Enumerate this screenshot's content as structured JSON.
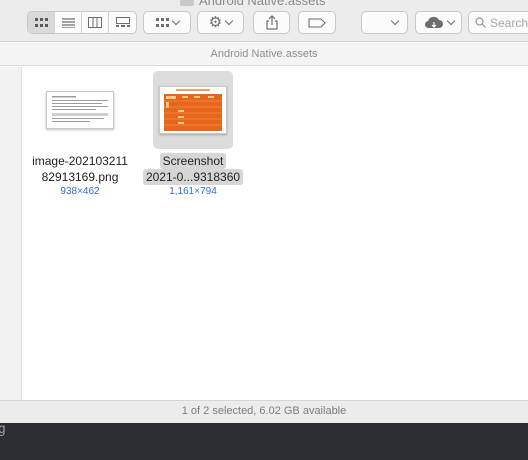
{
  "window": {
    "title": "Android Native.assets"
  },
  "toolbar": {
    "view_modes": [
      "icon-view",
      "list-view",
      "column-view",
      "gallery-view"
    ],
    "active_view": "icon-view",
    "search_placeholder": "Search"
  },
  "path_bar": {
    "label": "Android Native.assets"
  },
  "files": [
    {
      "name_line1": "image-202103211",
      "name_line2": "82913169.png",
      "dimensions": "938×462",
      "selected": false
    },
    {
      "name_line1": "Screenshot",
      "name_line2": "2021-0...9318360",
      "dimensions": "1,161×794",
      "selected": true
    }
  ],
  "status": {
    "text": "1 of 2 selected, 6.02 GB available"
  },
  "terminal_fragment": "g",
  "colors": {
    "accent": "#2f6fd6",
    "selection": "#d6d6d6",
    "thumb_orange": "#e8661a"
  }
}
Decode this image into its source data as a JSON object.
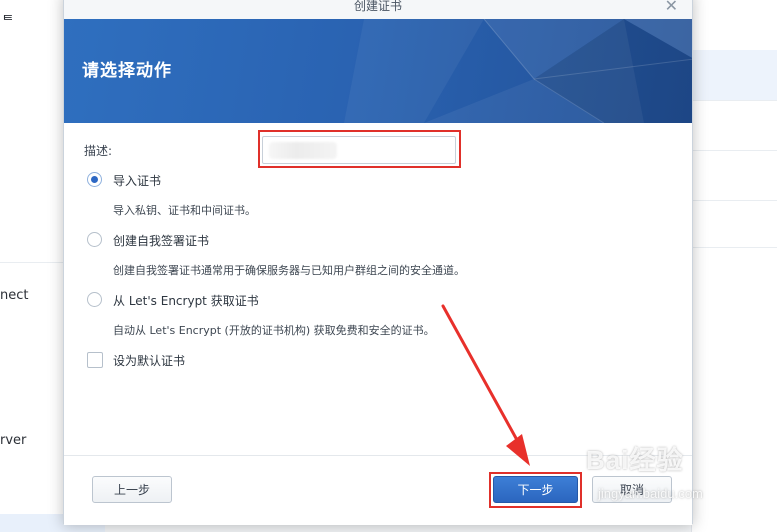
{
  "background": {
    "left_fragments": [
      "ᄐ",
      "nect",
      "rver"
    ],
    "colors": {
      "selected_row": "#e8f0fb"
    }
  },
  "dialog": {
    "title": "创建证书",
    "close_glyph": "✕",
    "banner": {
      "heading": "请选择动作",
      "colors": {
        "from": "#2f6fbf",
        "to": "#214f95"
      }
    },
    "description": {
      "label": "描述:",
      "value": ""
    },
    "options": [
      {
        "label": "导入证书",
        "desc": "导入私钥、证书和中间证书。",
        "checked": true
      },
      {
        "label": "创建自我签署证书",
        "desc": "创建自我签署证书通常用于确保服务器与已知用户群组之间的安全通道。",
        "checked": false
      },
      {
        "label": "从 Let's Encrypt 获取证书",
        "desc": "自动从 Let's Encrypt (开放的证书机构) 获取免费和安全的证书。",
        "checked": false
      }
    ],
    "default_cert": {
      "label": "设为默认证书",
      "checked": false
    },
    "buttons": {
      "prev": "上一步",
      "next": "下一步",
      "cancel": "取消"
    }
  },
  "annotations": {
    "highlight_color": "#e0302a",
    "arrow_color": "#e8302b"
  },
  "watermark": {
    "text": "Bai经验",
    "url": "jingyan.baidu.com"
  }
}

========================

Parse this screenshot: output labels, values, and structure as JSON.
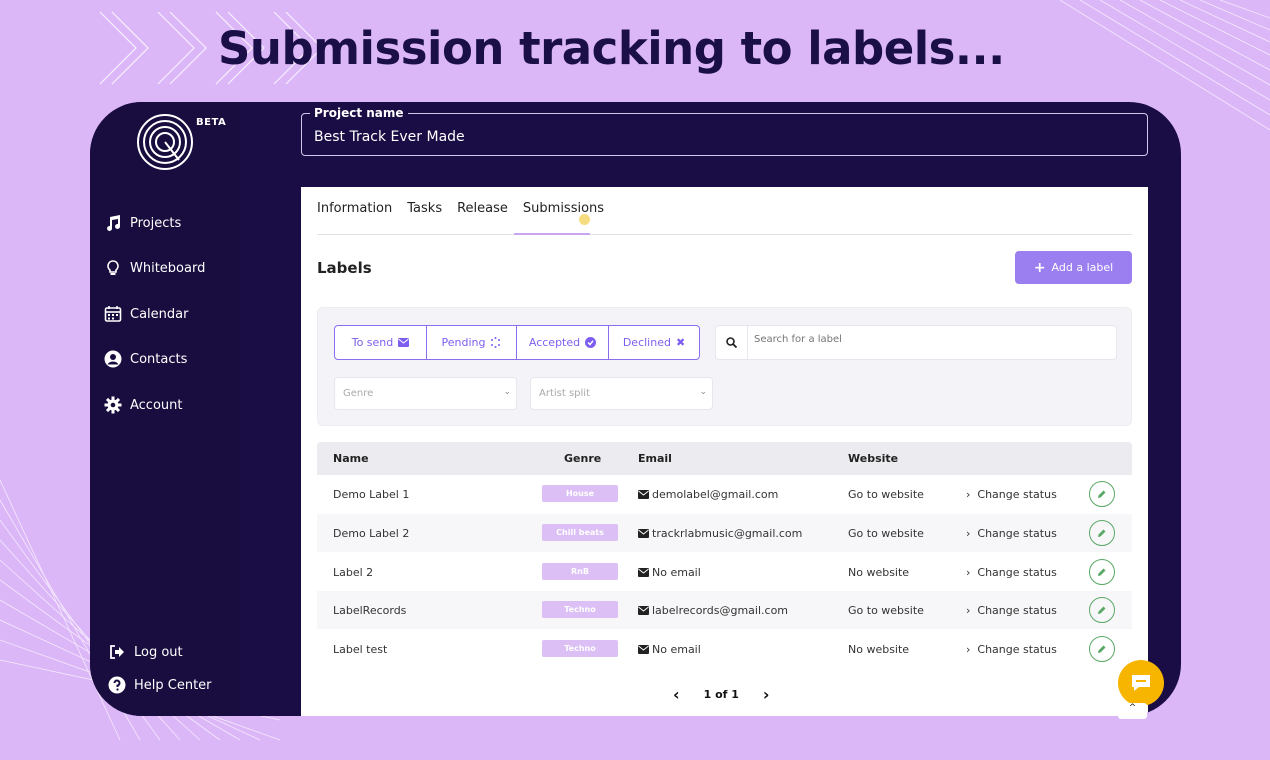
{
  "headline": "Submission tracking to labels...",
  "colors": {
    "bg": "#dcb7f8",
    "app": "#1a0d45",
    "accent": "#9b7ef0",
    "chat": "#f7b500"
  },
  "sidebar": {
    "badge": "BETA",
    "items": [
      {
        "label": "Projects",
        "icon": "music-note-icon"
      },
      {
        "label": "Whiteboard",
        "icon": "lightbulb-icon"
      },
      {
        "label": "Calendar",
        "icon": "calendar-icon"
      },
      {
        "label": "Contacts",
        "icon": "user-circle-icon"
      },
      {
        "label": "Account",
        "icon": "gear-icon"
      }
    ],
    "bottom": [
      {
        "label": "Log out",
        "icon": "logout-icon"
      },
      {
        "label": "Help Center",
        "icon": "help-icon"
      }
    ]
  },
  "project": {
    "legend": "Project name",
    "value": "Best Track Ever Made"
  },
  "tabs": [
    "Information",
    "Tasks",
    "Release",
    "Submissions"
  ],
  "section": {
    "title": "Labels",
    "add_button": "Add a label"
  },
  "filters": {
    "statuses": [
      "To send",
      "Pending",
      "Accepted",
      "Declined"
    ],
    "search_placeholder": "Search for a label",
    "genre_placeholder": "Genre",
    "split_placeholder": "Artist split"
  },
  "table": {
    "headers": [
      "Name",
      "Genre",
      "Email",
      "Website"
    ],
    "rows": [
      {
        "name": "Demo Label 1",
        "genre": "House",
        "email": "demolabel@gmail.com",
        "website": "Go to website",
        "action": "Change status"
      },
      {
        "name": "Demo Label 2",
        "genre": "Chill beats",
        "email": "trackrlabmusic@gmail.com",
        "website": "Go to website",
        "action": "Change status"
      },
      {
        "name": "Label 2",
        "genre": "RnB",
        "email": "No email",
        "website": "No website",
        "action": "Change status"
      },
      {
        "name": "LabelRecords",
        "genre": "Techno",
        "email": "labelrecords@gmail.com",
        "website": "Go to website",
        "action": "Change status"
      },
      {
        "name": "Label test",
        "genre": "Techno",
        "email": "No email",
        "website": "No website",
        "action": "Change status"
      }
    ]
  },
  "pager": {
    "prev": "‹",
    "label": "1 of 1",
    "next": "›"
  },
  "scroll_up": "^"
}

========================

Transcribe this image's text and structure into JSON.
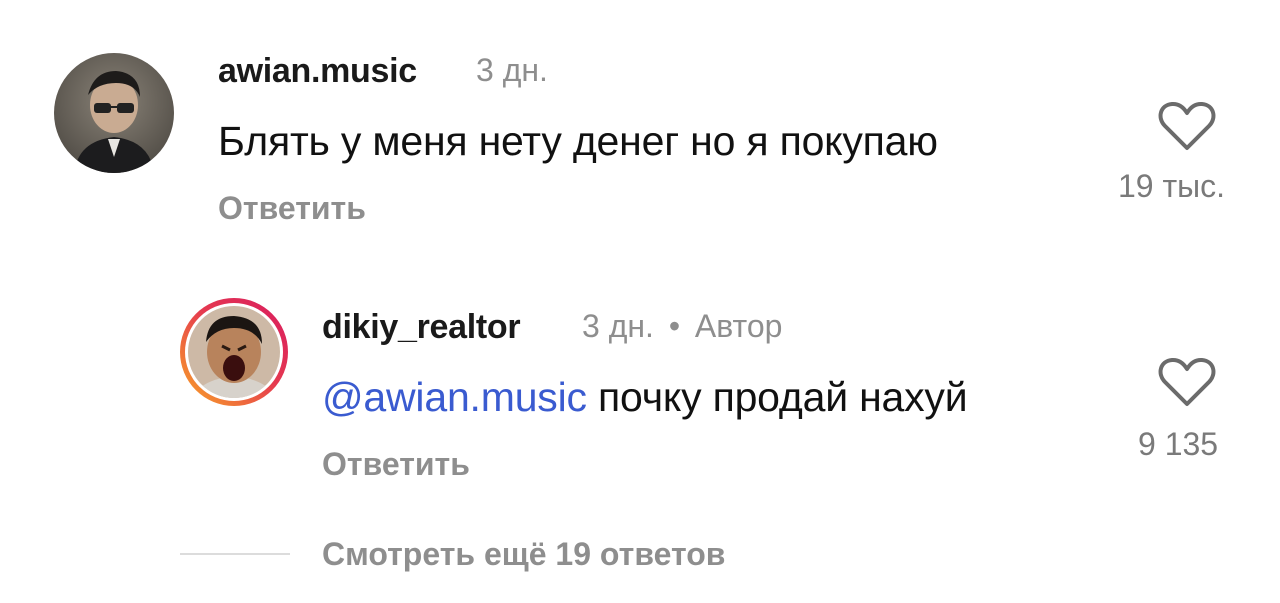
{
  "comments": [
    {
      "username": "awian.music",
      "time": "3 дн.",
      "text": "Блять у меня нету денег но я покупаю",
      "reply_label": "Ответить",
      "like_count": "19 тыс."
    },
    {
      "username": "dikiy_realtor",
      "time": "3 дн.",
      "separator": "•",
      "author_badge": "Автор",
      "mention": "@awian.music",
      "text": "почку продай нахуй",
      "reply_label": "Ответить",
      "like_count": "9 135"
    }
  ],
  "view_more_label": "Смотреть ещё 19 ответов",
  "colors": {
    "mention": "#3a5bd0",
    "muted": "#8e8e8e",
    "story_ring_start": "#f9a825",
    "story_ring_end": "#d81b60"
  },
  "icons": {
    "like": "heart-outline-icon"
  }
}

========================

● **GIVEN PROBLEM**: Collect the lines of the data that carry the word "JSON".

● **TASK OUTPUT**:
Enumerate this screenshot's content as structured JSON.
Decode this image into its source data as a JSON object.
Parse this screenshot: output labels, values, and structure as JSON.
Transcribe this image's text and structure into JSON.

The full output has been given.